(Stored entries)
------------

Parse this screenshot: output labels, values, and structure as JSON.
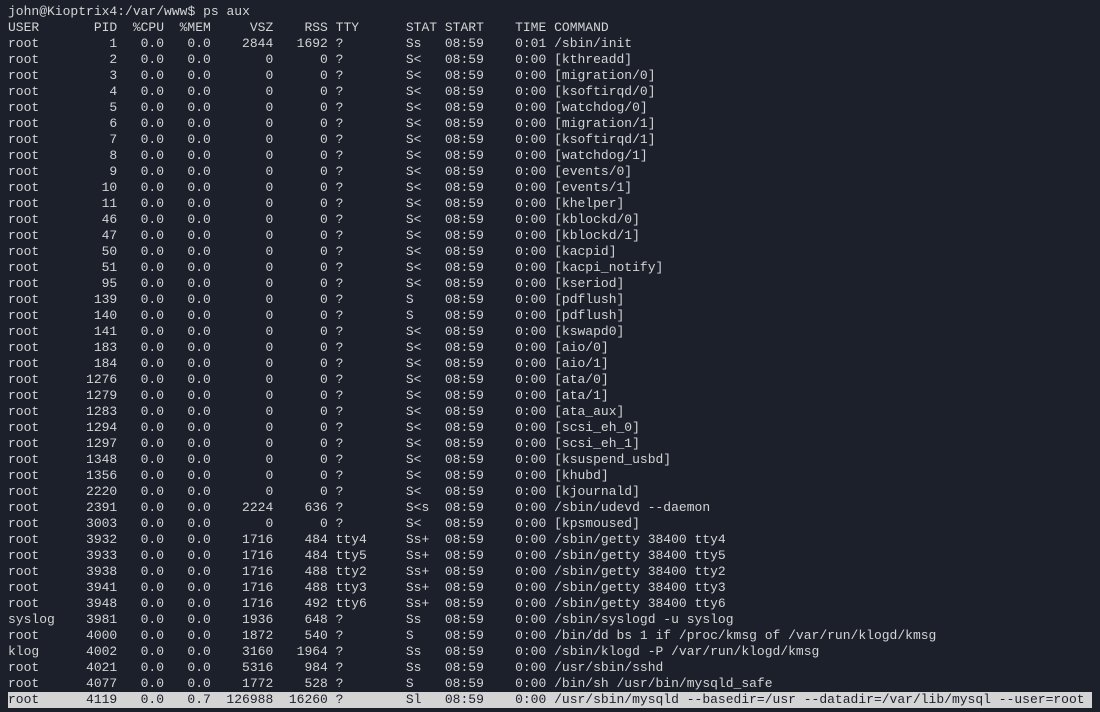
{
  "prompt": {
    "user_host": "john@Kioptrix4",
    "path": "/var/www",
    "separator1": ":",
    "separator2": "$",
    "command": "ps aux"
  },
  "headers": {
    "user": "USER",
    "pid": "PID",
    "cpu": "%CPU",
    "mem": "%MEM",
    "vsz": "VSZ",
    "rss": "RSS",
    "tty": "TTY",
    "stat": "STAT",
    "start": "START",
    "time": "TIME",
    "command": "COMMAND"
  },
  "processes": [
    {
      "user": "root",
      "pid": "1",
      "cpu": "0.0",
      "mem": "0.0",
      "vsz": "2844",
      "rss": "1692",
      "tty": "?",
      "stat": "Ss",
      "start": "08:59",
      "time": "0:01",
      "command": "/sbin/init"
    },
    {
      "user": "root",
      "pid": "2",
      "cpu": "0.0",
      "mem": "0.0",
      "vsz": "0",
      "rss": "0",
      "tty": "?",
      "stat": "S<",
      "start": "08:59",
      "time": "0:00",
      "command": "[kthreadd]"
    },
    {
      "user": "root",
      "pid": "3",
      "cpu": "0.0",
      "mem": "0.0",
      "vsz": "0",
      "rss": "0",
      "tty": "?",
      "stat": "S<",
      "start": "08:59",
      "time": "0:00",
      "command": "[migration/0]"
    },
    {
      "user": "root",
      "pid": "4",
      "cpu": "0.0",
      "mem": "0.0",
      "vsz": "0",
      "rss": "0",
      "tty": "?",
      "stat": "S<",
      "start": "08:59",
      "time": "0:00",
      "command": "[ksoftirqd/0]"
    },
    {
      "user": "root",
      "pid": "5",
      "cpu": "0.0",
      "mem": "0.0",
      "vsz": "0",
      "rss": "0",
      "tty": "?",
      "stat": "S<",
      "start": "08:59",
      "time": "0:00",
      "command": "[watchdog/0]"
    },
    {
      "user": "root",
      "pid": "6",
      "cpu": "0.0",
      "mem": "0.0",
      "vsz": "0",
      "rss": "0",
      "tty": "?",
      "stat": "S<",
      "start": "08:59",
      "time": "0:00",
      "command": "[migration/1]"
    },
    {
      "user": "root",
      "pid": "7",
      "cpu": "0.0",
      "mem": "0.0",
      "vsz": "0",
      "rss": "0",
      "tty": "?",
      "stat": "S<",
      "start": "08:59",
      "time": "0:00",
      "command": "[ksoftirqd/1]"
    },
    {
      "user": "root",
      "pid": "8",
      "cpu": "0.0",
      "mem": "0.0",
      "vsz": "0",
      "rss": "0",
      "tty": "?",
      "stat": "S<",
      "start": "08:59",
      "time": "0:00",
      "command": "[watchdog/1]"
    },
    {
      "user": "root",
      "pid": "9",
      "cpu": "0.0",
      "mem": "0.0",
      "vsz": "0",
      "rss": "0",
      "tty": "?",
      "stat": "S<",
      "start": "08:59",
      "time": "0:00",
      "command": "[events/0]"
    },
    {
      "user": "root",
      "pid": "10",
      "cpu": "0.0",
      "mem": "0.0",
      "vsz": "0",
      "rss": "0",
      "tty": "?",
      "stat": "S<",
      "start": "08:59",
      "time": "0:00",
      "command": "[events/1]"
    },
    {
      "user": "root",
      "pid": "11",
      "cpu": "0.0",
      "mem": "0.0",
      "vsz": "0",
      "rss": "0",
      "tty": "?",
      "stat": "S<",
      "start": "08:59",
      "time": "0:00",
      "command": "[khelper]"
    },
    {
      "user": "root",
      "pid": "46",
      "cpu": "0.0",
      "mem": "0.0",
      "vsz": "0",
      "rss": "0",
      "tty": "?",
      "stat": "S<",
      "start": "08:59",
      "time": "0:00",
      "command": "[kblockd/0]"
    },
    {
      "user": "root",
      "pid": "47",
      "cpu": "0.0",
      "mem": "0.0",
      "vsz": "0",
      "rss": "0",
      "tty": "?",
      "stat": "S<",
      "start": "08:59",
      "time": "0:00",
      "command": "[kblockd/1]"
    },
    {
      "user": "root",
      "pid": "50",
      "cpu": "0.0",
      "mem": "0.0",
      "vsz": "0",
      "rss": "0",
      "tty": "?",
      "stat": "S<",
      "start": "08:59",
      "time": "0:00",
      "command": "[kacpid]"
    },
    {
      "user": "root",
      "pid": "51",
      "cpu": "0.0",
      "mem": "0.0",
      "vsz": "0",
      "rss": "0",
      "tty": "?",
      "stat": "S<",
      "start": "08:59",
      "time": "0:00",
      "command": "[kacpi_notify]"
    },
    {
      "user": "root",
      "pid": "95",
      "cpu": "0.0",
      "mem": "0.0",
      "vsz": "0",
      "rss": "0",
      "tty": "?",
      "stat": "S<",
      "start": "08:59",
      "time": "0:00",
      "command": "[kseriod]"
    },
    {
      "user": "root",
      "pid": "139",
      "cpu": "0.0",
      "mem": "0.0",
      "vsz": "0",
      "rss": "0",
      "tty": "?",
      "stat": "S",
      "start": "08:59",
      "time": "0:00",
      "command": "[pdflush]"
    },
    {
      "user": "root",
      "pid": "140",
      "cpu": "0.0",
      "mem": "0.0",
      "vsz": "0",
      "rss": "0",
      "tty": "?",
      "stat": "S",
      "start": "08:59",
      "time": "0:00",
      "command": "[pdflush]"
    },
    {
      "user": "root",
      "pid": "141",
      "cpu": "0.0",
      "mem": "0.0",
      "vsz": "0",
      "rss": "0",
      "tty": "?",
      "stat": "S<",
      "start": "08:59",
      "time": "0:00",
      "command": "[kswapd0]"
    },
    {
      "user": "root",
      "pid": "183",
      "cpu": "0.0",
      "mem": "0.0",
      "vsz": "0",
      "rss": "0",
      "tty": "?",
      "stat": "S<",
      "start": "08:59",
      "time": "0:00",
      "command": "[aio/0]"
    },
    {
      "user": "root",
      "pid": "184",
      "cpu": "0.0",
      "mem": "0.0",
      "vsz": "0",
      "rss": "0",
      "tty": "?",
      "stat": "S<",
      "start": "08:59",
      "time": "0:00",
      "command": "[aio/1]"
    },
    {
      "user": "root",
      "pid": "1276",
      "cpu": "0.0",
      "mem": "0.0",
      "vsz": "0",
      "rss": "0",
      "tty": "?",
      "stat": "S<",
      "start": "08:59",
      "time": "0:00",
      "command": "[ata/0]"
    },
    {
      "user": "root",
      "pid": "1279",
      "cpu": "0.0",
      "mem": "0.0",
      "vsz": "0",
      "rss": "0",
      "tty": "?",
      "stat": "S<",
      "start": "08:59",
      "time": "0:00",
      "command": "[ata/1]"
    },
    {
      "user": "root",
      "pid": "1283",
      "cpu": "0.0",
      "mem": "0.0",
      "vsz": "0",
      "rss": "0",
      "tty": "?",
      "stat": "S<",
      "start": "08:59",
      "time": "0:00",
      "command": "[ata_aux]"
    },
    {
      "user": "root",
      "pid": "1294",
      "cpu": "0.0",
      "mem": "0.0",
      "vsz": "0",
      "rss": "0",
      "tty": "?",
      "stat": "S<",
      "start": "08:59",
      "time": "0:00",
      "command": "[scsi_eh_0]"
    },
    {
      "user": "root",
      "pid": "1297",
      "cpu": "0.0",
      "mem": "0.0",
      "vsz": "0",
      "rss": "0",
      "tty": "?",
      "stat": "S<",
      "start": "08:59",
      "time": "0:00",
      "command": "[scsi_eh_1]"
    },
    {
      "user": "root",
      "pid": "1348",
      "cpu": "0.0",
      "mem": "0.0",
      "vsz": "0",
      "rss": "0",
      "tty": "?",
      "stat": "S<",
      "start": "08:59",
      "time": "0:00",
      "command": "[ksuspend_usbd]"
    },
    {
      "user": "root",
      "pid": "1356",
      "cpu": "0.0",
      "mem": "0.0",
      "vsz": "0",
      "rss": "0",
      "tty": "?",
      "stat": "S<",
      "start": "08:59",
      "time": "0:00",
      "command": "[khubd]"
    },
    {
      "user": "root",
      "pid": "2220",
      "cpu": "0.0",
      "mem": "0.0",
      "vsz": "0",
      "rss": "0",
      "tty": "?",
      "stat": "S<",
      "start": "08:59",
      "time": "0:00",
      "command": "[kjournald]"
    },
    {
      "user": "root",
      "pid": "2391",
      "cpu": "0.0",
      "mem": "0.0",
      "vsz": "2224",
      "rss": "636",
      "tty": "?",
      "stat": "S<s",
      "start": "08:59",
      "time": "0:00",
      "command": "/sbin/udevd --daemon"
    },
    {
      "user": "root",
      "pid": "3003",
      "cpu": "0.0",
      "mem": "0.0",
      "vsz": "0",
      "rss": "0",
      "tty": "?",
      "stat": "S<",
      "start": "08:59",
      "time": "0:00",
      "command": "[kpsmoused]"
    },
    {
      "user": "root",
      "pid": "3932",
      "cpu": "0.0",
      "mem": "0.0",
      "vsz": "1716",
      "rss": "484",
      "tty": "tty4",
      "stat": "Ss+",
      "start": "08:59",
      "time": "0:00",
      "command": "/sbin/getty 38400 tty4"
    },
    {
      "user": "root",
      "pid": "3933",
      "cpu": "0.0",
      "mem": "0.0",
      "vsz": "1716",
      "rss": "484",
      "tty": "tty5",
      "stat": "Ss+",
      "start": "08:59",
      "time": "0:00",
      "command": "/sbin/getty 38400 tty5"
    },
    {
      "user": "root",
      "pid": "3938",
      "cpu": "0.0",
      "mem": "0.0",
      "vsz": "1716",
      "rss": "488",
      "tty": "tty2",
      "stat": "Ss+",
      "start": "08:59",
      "time": "0:00",
      "command": "/sbin/getty 38400 tty2"
    },
    {
      "user": "root",
      "pid": "3941",
      "cpu": "0.0",
      "mem": "0.0",
      "vsz": "1716",
      "rss": "488",
      "tty": "tty3",
      "stat": "Ss+",
      "start": "08:59",
      "time": "0:00",
      "command": "/sbin/getty 38400 tty3"
    },
    {
      "user": "root",
      "pid": "3948",
      "cpu": "0.0",
      "mem": "0.0",
      "vsz": "1716",
      "rss": "492",
      "tty": "tty6",
      "stat": "Ss+",
      "start": "08:59",
      "time": "0:00",
      "command": "/sbin/getty 38400 tty6"
    },
    {
      "user": "syslog",
      "pid": "3981",
      "cpu": "0.0",
      "mem": "0.0",
      "vsz": "1936",
      "rss": "648",
      "tty": "?",
      "stat": "Ss",
      "start": "08:59",
      "time": "0:00",
      "command": "/sbin/syslogd -u syslog"
    },
    {
      "user": "root",
      "pid": "4000",
      "cpu": "0.0",
      "mem": "0.0",
      "vsz": "1872",
      "rss": "540",
      "tty": "?",
      "stat": "S",
      "start": "08:59",
      "time": "0:00",
      "command": "/bin/dd bs 1 if /proc/kmsg of /var/run/klogd/kmsg"
    },
    {
      "user": "klog",
      "pid": "4002",
      "cpu": "0.0",
      "mem": "0.0",
      "vsz": "3160",
      "rss": "1964",
      "tty": "?",
      "stat": "Ss",
      "start": "08:59",
      "time": "0:00",
      "command": "/sbin/klogd -P /var/run/klogd/kmsg"
    },
    {
      "user": "root",
      "pid": "4021",
      "cpu": "0.0",
      "mem": "0.0",
      "vsz": "5316",
      "rss": "984",
      "tty": "?",
      "stat": "Ss",
      "start": "08:59",
      "time": "0:00",
      "command": "/usr/sbin/sshd"
    },
    {
      "user": "root",
      "pid": "4077",
      "cpu": "0.0",
      "mem": "0.0",
      "vsz": "1772",
      "rss": "528",
      "tty": "?",
      "stat": "S",
      "start": "08:59",
      "time": "0:00",
      "command": "/bin/sh /usr/bin/mysqld_safe"
    },
    {
      "user": "root",
      "pid": "4119",
      "cpu": "0.0",
      "mem": "0.7",
      "vsz": "126988",
      "rss": "16260",
      "tty": "?",
      "stat": "Sl",
      "start": "08:59",
      "time": "0:00",
      "command": "/usr/sbin/mysqld --basedir=/usr --datadir=/var/lib/mysql --user=root --",
      "highlighted": true
    }
  ]
}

------------

_REQUIRED TASK_:
Using the data above, copy each line that contains "sbin".

_COMPLETED EXERCISE_:
      "command": "/sbin/init"
      "command": "/sbin/udevd --daemon"
      "command": "/sbin/getty 38400 tty4"
      "command": "/sbin/getty 38400 tty5"
      "command": "/sbin/getty 38400 tty2"
      "command": "/sbin/getty 38400 tty3"
      "command": "/sbin/getty 38400 tty6"
      "command": "/sbin/syslogd -u syslog"
      "command": "/sbin/klogd -P /var/run/klogd/kmsg"
      "command": "/usr/sbin/sshd"
      "command": "/usr/sbin/mysqld --basedir=/usr --datadir=/var/lib/mysql --user=root --",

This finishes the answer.